Output all of the data below exactly as given.

▼

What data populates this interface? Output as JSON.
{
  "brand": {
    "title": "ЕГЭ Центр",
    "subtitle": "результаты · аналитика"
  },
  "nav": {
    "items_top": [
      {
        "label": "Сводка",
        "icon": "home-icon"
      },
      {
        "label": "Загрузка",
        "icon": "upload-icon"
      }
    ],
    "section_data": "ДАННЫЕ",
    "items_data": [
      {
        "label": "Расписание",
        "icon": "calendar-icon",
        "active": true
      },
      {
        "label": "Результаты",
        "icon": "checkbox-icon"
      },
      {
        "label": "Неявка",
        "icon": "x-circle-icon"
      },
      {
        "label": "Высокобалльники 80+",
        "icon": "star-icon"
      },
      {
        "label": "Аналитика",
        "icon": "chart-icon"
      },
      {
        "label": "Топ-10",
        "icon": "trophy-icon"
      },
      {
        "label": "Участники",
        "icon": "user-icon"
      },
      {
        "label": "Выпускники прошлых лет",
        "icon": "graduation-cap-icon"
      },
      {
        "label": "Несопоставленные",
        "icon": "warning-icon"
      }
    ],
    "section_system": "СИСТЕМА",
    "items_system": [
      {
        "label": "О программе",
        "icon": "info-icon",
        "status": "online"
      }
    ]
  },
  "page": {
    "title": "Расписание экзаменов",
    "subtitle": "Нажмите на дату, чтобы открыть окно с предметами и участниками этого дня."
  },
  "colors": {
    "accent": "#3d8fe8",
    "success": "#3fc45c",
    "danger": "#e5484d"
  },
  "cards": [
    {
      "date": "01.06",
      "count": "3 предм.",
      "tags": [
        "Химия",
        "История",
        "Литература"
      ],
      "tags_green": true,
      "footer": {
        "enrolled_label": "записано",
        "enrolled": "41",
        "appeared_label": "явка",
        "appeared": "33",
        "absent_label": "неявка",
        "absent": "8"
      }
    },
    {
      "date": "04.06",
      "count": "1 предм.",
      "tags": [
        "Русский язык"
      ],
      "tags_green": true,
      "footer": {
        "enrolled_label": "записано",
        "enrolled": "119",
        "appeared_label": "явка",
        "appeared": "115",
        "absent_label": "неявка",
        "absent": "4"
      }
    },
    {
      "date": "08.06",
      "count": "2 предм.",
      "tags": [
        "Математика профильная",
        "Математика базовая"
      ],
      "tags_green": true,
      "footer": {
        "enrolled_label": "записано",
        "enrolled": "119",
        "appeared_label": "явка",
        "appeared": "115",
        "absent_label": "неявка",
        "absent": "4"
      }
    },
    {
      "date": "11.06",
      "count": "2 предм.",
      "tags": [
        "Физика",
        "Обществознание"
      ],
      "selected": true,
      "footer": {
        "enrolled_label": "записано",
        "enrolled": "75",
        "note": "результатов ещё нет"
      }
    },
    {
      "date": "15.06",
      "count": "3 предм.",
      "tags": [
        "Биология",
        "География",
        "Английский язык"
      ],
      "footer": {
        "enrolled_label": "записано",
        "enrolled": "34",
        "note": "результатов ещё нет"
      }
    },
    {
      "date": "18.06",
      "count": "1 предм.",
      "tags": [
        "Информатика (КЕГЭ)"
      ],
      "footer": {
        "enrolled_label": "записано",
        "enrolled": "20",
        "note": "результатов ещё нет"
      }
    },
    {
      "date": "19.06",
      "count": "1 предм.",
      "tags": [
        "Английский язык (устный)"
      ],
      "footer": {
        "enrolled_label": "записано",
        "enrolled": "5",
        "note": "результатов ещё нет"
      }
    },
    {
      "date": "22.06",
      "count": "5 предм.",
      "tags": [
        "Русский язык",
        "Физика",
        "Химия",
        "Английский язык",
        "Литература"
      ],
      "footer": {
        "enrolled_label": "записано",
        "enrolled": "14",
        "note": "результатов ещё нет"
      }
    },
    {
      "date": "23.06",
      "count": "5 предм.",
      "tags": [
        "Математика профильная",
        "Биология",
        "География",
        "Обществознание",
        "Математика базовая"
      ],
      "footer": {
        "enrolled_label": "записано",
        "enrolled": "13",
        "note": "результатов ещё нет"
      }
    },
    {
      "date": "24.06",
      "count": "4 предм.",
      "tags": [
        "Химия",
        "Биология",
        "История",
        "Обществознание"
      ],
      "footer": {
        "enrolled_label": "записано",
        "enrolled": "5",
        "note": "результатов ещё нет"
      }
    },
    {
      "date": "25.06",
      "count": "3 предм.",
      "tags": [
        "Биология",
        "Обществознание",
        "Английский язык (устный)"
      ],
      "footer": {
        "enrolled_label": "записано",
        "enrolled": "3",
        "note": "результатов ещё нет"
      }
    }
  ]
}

▲

» **SOLUTION FOR THIS TASK**:
What data populates this interface? Output as JSON.
{
  "brand": {
    "title": "ЕГЭ Центр",
    "subtitle": "результаты · аналитика"
  },
  "nav": {
    "items_top": [
      {
        "label": "Сводка",
        "icon": "home-icon"
      },
      {
        "label": "Загрузка",
        "icon": "upload-icon"
      }
    ],
    "section_data": "ДАННЫЕ",
    "items_data": [
      {
        "label": "Расписание",
        "icon": "calendar-icon",
        "active": true
      },
      {
        "label": "Результаты",
        "icon": "checkbox-icon"
      },
      {
        "label": "Неявка",
        "icon": "x-circle-icon"
      },
      {
        "label": "Высокобалльники 80+",
        "icon": "star-icon"
      },
      {
        "label": "Аналитика",
        "icon": "chart-icon"
      },
      {
        "label": "Топ-10",
        "icon": "trophy-icon"
      },
      {
        "label": "Участники",
        "icon": "user-icon"
      },
      {
        "label": "Выпускники прошлых лет",
        "icon": "graduation-cap-icon"
      },
      {
        "label": "Несопоставленные",
        "icon": "warning-icon"
      }
    ],
    "section_system": "СИСТЕМА",
    "items_system": [
      {
        "label": "О программе",
        "icon": "info-icon",
        "status": "online"
      }
    ]
  },
  "page": {
    "title": "Расписание экзаменов",
    "subtitle": "Нажмите на дату, чтобы открыть окно с предметами и участниками этого дня."
  },
  "colors": {
    "accent": "#3d8fe8",
    "success": "#3fc45c",
    "danger": "#e5484d"
  },
  "cards": [
    {
      "date": "01.06",
      "count": "3 предм.",
      "tags": [
        "Химия",
        "История",
        "Литература"
      ],
      "tags_green": true,
      "footer": {
        "enrolled_label": "записано",
        "enrolled": "41",
        "appeared_label": "явка",
        "appeared": "33",
        "absent_label": "неявка",
        "absent": "8"
      }
    },
    {
      "date": "04.06",
      "count": "1 предм.",
      "tags": [
        "Русский язык"
      ],
      "tags_green": true,
      "footer": {
        "enrolled_label": "записано",
        "enrolled": "119",
        "appeared_label": "явка",
        "appeared": "115",
        "absent_label": "неявка",
        "absent": "4"
      }
    },
    {
      "date": "08.06",
      "count": "2 предм.",
      "tags": [
        "Математика профильная",
        "Математика базовая"
      ],
      "tags_green": true,
      "footer": {
        "enrolled_label": "записано",
        "enrolled": "119",
        "appeared_label": "явка",
        "appeared": "115",
        "absent_label": "неявка",
        "absent": "4"
      }
    },
    {
      "date": "11.06",
      "count": "2 предм.",
      "tags": [
        "Физика",
        "Обществознание"
      ],
      "selected": true,
      "footer": {
        "enrolled_label": "записано",
        "enrolled": "75",
        "note": "результатов ещё нет"
      }
    },
    {
      "date": "15.06",
      "count": "3 предм.",
      "tags": [
        "Биология",
        "География",
        "Английский язык"
      ],
      "footer": {
        "enrolled_label": "записано",
        "enrolled": "34",
        "note": "результатов ещё нет"
      }
    },
    {
      "date": "18.06",
      "count": "1 предм.",
      "tags": [
        "Информатика (КЕГЭ)"
      ],
      "footer": {
        "enrolled_label": "записано",
        "enrolled": "20",
        "note": "результатов ещё нет"
      }
    },
    {
      "date": "19.06",
      "count": "1 предм.",
      "tags": [
        "Английский язык (устный)"
      ],
      "footer": {
        "enrolled_label": "записано",
        "enrolled": "5",
        "note": "результатов ещё нет"
      }
    },
    {
      "date": "22.06",
      "count": "5 предм.",
      "tags": [
        "Русский язык",
        "Физика",
        "Химия",
        "Английский язык",
        "Литература"
      ],
      "footer": {
        "enrolled_label": "записано",
        "enrolled": "14",
        "note": "результатов ещё нет"
      }
    },
    {
      "date": "23.06",
      "count": "5 предм.",
      "tags": [
        "Математика профильная",
        "Биология",
        "География",
        "Обществознание",
        "Математика базовая"
      ],
      "footer": {
        "enrolled_label": "записано",
        "enrolled": "13",
        "note": "результатов ещё нет"
      }
    },
    {
      "date": "24.06",
      "count": "4 предм.",
      "tags": [
        "Химия",
        "Биология",
        "История",
        "Обществознание"
      ],
      "footer": {
        "enrolled_label": "записано",
        "enrolled": "5",
        "note": "результатов ещё нет"
      }
    },
    {
      "date": "25.06",
      "count": "3 предм.",
      "tags": [
        "Биология",
        "Обществознание",
        "Английский язык (устный)"
      ],
      "footer": {
        "enrolled_label": "записано",
        "enrolled": "3",
        "note": "результатов ещё нет"
      }
    }
  ]
}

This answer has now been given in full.